[START OF Provided data]
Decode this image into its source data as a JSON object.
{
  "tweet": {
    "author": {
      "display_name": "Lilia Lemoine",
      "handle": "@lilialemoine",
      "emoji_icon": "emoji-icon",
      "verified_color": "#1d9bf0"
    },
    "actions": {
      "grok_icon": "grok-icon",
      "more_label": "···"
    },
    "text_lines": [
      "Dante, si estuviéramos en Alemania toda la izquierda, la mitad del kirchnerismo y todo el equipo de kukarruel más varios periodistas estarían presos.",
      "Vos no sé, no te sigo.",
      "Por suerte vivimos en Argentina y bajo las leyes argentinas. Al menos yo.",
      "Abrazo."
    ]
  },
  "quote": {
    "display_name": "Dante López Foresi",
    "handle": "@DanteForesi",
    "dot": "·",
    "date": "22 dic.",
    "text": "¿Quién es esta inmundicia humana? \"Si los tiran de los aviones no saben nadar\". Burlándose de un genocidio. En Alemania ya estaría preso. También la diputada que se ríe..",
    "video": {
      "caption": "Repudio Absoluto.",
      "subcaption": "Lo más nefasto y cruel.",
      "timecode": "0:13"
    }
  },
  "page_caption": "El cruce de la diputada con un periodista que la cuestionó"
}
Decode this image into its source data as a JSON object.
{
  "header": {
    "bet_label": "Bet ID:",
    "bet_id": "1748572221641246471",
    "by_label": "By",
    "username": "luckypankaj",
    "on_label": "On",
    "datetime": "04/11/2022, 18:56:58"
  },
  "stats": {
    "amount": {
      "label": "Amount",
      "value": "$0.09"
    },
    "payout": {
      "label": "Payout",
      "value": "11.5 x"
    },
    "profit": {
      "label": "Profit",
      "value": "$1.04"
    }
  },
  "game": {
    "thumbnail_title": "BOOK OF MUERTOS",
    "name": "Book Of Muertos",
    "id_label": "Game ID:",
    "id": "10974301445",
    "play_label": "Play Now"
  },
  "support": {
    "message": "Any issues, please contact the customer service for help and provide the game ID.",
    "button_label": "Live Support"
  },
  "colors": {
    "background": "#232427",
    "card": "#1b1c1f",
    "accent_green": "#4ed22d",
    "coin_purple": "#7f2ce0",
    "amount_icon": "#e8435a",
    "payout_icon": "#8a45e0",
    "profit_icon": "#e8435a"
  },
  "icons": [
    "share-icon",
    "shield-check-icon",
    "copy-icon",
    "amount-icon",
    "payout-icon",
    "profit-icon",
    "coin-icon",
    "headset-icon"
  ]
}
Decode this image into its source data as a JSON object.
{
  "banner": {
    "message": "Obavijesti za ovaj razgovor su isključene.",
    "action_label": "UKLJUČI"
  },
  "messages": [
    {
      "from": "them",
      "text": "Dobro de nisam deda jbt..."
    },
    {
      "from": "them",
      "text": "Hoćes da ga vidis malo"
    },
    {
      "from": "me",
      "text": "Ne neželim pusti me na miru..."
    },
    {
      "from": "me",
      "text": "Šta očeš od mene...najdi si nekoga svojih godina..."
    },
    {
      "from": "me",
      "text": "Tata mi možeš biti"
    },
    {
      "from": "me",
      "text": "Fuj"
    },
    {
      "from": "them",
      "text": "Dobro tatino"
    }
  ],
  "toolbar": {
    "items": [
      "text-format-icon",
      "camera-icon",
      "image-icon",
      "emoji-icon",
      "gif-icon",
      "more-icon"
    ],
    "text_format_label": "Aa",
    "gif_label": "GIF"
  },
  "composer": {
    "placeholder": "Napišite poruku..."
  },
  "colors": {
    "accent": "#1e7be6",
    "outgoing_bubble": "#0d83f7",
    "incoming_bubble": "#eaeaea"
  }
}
[END OF Provided data]
▶ **Requirements**
Output an exact copy of each record.

▶ **Reply**
Decode this image into its source data as a JSON object.
{
  "tweet": {
    "author": {
      "display_name": "Lilia Lemoine",
      "handle": "@lilialemoine",
      "emoji_icon": "emoji-icon",
      "verified_color": "#1d9bf0"
    },
    "actions": {
      "grok_icon": "grok-icon",
      "more_label": "···"
    },
    "text_lines": [
      "Dante, si estuviéramos en Alemania toda la izquierda, la mitad del kirchnerismo y todo el equipo de kukarruel más varios periodistas estarían presos.",
      "Vos no sé, no te sigo.",
      "Por suerte vivimos en Argentina y bajo las leyes argentinas. Al menos yo.",
      "Abrazo."
    ]
  },
  "quote": {
    "display_name": "Dante López Foresi",
    "handle": "@DanteForesi",
    "dot": "·",
    "date": "22 dic.",
    "text": "¿Quién es esta inmundicia humana? \"Si los tiran de los aviones no saben nadar\". Burlándose de un genocidio. En Alemania ya estaría preso. También la diputada que se ríe..",
    "video": {
      "caption": "Repudio Absoluto.",
      "subcaption": "Lo más nefasto y cruel.",
      "timecode": "0:13"
    }
  },
  "page_caption": "El cruce de la diputada con un periodista que la cuestionó"
}
Decode this image into its source data as a JSON object.
{
  "header": {
    "bet_label": "Bet ID:",
    "bet_id": "1748572221641246471",
    "by_label": "By",
    "username": "luckypankaj",
    "on_label": "On",
    "datetime": "04/11/2022, 18:56:58"
  },
  "stats": {
    "amount": {
      "label": "Amount",
      "value": "$0.09"
    },
    "payout": {
      "label": "Payout",
      "value": "11.5 x"
    },
    "profit": {
      "label": "Profit",
      "value": "$1.04"
    }
  },
  "game": {
    "thumbnail_title": "BOOK OF MUERTOS",
    "name": "Book Of Muertos",
    "id_label": "Game ID:",
    "id": "10974301445",
    "play_label": "Play Now"
  },
  "support": {
    "message": "Any issues, please contact the customer service for help and provide the game ID.",
    "button_label": "Live Support"
  },
  "colors": {
    "background": "#232427",
    "card": "#1b1c1f",
    "accent_green": "#4ed22d",
    "coin_purple": "#7f2ce0",
    "amount_icon": "#e8435a",
    "payout_icon": "#8a45e0",
    "profit_icon": "#e8435a"
  },
  "icons": [
    "share-icon",
    "shield-check-icon",
    "copy-icon",
    "amount-icon",
    "payout-icon",
    "profit-icon",
    "coin-icon",
    "headset-icon"
  ]
}
Decode this image into its source data as a JSON object.
{
  "banner": {
    "message": "Obavijesti za ovaj razgovor su isključene.",
    "action_label": "UKLJUČI"
  },
  "messages": [
    {
      "from": "them",
      "text": "Dobro de nisam deda jbt..."
    },
    {
      "from": "them",
      "text": "Hoćes da ga vidis malo"
    },
    {
      "from": "me",
      "text": "Ne neželim pusti me na miru..."
    },
    {
      "from": "me",
      "text": "Šta očeš od mene...najdi si nekoga svojih godina..."
    },
    {
      "from": "me",
      "text": "Tata mi možeš biti"
    },
    {
      "from": "me",
      "text": "Fuj"
    },
    {
      "from": "them",
      "text": "Dobro tatino"
    }
  ],
  "toolbar": {
    "items": [
      "text-format-icon",
      "camera-icon",
      "image-icon",
      "emoji-icon",
      "gif-icon",
      "more-icon"
    ],
    "text_format_label": "Aa",
    "gif_label": "GIF"
  },
  "composer": {
    "placeholder": "Napišite poruku..."
  },
  "colors": {
    "accent": "#1e7be6",
    "outgoing_bubble": "#0d83f7",
    "incoming_bubble": "#eaeaea"
  }
}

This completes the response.